Data provided:

* BEGIN *

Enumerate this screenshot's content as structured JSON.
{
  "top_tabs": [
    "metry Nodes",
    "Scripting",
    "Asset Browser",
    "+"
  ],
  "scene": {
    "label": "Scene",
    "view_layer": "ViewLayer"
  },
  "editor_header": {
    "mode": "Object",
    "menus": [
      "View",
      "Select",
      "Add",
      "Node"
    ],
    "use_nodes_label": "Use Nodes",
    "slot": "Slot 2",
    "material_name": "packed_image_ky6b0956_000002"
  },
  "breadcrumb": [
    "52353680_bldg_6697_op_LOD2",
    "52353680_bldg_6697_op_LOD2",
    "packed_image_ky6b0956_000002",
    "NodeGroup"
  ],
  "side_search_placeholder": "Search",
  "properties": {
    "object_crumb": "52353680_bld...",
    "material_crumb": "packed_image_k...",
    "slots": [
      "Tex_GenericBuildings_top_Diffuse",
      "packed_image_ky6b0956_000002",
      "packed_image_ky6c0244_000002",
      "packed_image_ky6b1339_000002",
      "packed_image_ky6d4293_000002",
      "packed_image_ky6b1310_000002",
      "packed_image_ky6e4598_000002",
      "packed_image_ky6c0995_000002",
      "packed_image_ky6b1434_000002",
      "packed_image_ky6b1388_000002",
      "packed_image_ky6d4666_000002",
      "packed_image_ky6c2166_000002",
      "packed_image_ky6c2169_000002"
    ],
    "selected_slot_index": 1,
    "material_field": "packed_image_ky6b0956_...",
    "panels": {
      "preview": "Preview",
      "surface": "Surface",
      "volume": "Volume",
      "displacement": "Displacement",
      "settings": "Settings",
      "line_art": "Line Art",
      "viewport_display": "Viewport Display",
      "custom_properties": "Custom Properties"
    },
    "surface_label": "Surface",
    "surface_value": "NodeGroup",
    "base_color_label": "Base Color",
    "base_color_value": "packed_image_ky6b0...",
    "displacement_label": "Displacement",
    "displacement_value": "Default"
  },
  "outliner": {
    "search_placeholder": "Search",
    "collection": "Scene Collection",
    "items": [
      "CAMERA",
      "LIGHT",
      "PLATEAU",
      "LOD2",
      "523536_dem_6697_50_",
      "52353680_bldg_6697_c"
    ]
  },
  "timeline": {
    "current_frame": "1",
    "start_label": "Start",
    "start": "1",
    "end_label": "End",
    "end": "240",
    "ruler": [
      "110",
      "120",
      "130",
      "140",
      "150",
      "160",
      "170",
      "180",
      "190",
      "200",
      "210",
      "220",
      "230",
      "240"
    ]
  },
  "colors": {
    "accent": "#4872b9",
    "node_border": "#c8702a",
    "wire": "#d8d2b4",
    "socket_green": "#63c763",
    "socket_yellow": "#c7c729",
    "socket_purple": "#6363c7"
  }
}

* END *

Task objective: Repeat every entry word for word.

Answer for this exercise:
Enumerate this screenshot's content as structured JSON.
{
  "top_tabs": [
    "metry Nodes",
    "Scripting",
    "Asset Browser",
    "+"
  ],
  "scene": {
    "label": "Scene",
    "view_layer": "ViewLayer"
  },
  "editor_header": {
    "mode": "Object",
    "menus": [
      "View",
      "Select",
      "Add",
      "Node"
    ],
    "use_nodes_label": "Use Nodes",
    "slot": "Slot 2",
    "material_name": "packed_image_ky6b0956_000002"
  },
  "breadcrumb": [
    "52353680_bldg_6697_op_LOD2",
    "52353680_bldg_6697_op_LOD2",
    "packed_image_ky6b0956_000002",
    "NodeGroup"
  ],
  "side_search_placeholder": "Search",
  "properties": {
    "object_crumb": "52353680_bld...",
    "material_crumb": "packed_image_k...",
    "slots": [
      "Tex_GenericBuildings_top_Diffuse",
      "packed_image_ky6b0956_000002",
      "packed_image_ky6c0244_000002",
      "packed_image_ky6b1339_000002",
      "packed_image_ky6d4293_000002",
      "packed_image_ky6b1310_000002",
      "packed_image_ky6e4598_000002",
      "packed_image_ky6c0995_000002",
      "packed_image_ky6b1434_000002",
      "packed_image_ky6b1388_000002",
      "packed_image_ky6d4666_000002",
      "packed_image_ky6c2166_000002",
      "packed_image_ky6c2169_000002"
    ],
    "selected_slot_index": 1,
    "material_field": "packed_image_ky6b0956_...",
    "panels": {
      "preview": "Preview",
      "surface": "Surface",
      "volume": "Volume",
      "displacement": "Displacement",
      "settings": "Settings",
      "line_art": "Line Art",
      "viewport_display": "Viewport Display",
      "custom_properties": "Custom Properties"
    },
    "surface_label": "Surface",
    "surface_value": "NodeGroup",
    "base_color_label": "Base Color",
    "base_color_value": "packed_image_ky6b0...",
    "displacement_label": "Displacement",
    "displacement_value": "Default"
  },
  "outliner": {
    "search_placeholder": "Search",
    "collection": "Scene Collection",
    "items": [
      "CAMERA",
      "LIGHT",
      "PLATEAU",
      "LOD2",
      "523536_dem_6697_50_",
      "52353680_bldg_6697_c"
    ]
  },
  "timeline": {
    "current_frame": "1",
    "start_label": "Start",
    "start": "1",
    "end_label": "End",
    "end": "240",
    "ruler": [
      "110",
      "120",
      "130",
      "140",
      "150",
      "160",
      "170",
      "180",
      "190",
      "200",
      "210",
      "220",
      "230",
      "240"
    ]
  },
  "colors": {
    "accent": "#4872b9",
    "node_border": "#c8702a",
    "wire": "#d8d2b4",
    "socket_green": "#63c763",
    "socket_yellow": "#c7c729",
    "socket_purple": "#6363c7"
  }
}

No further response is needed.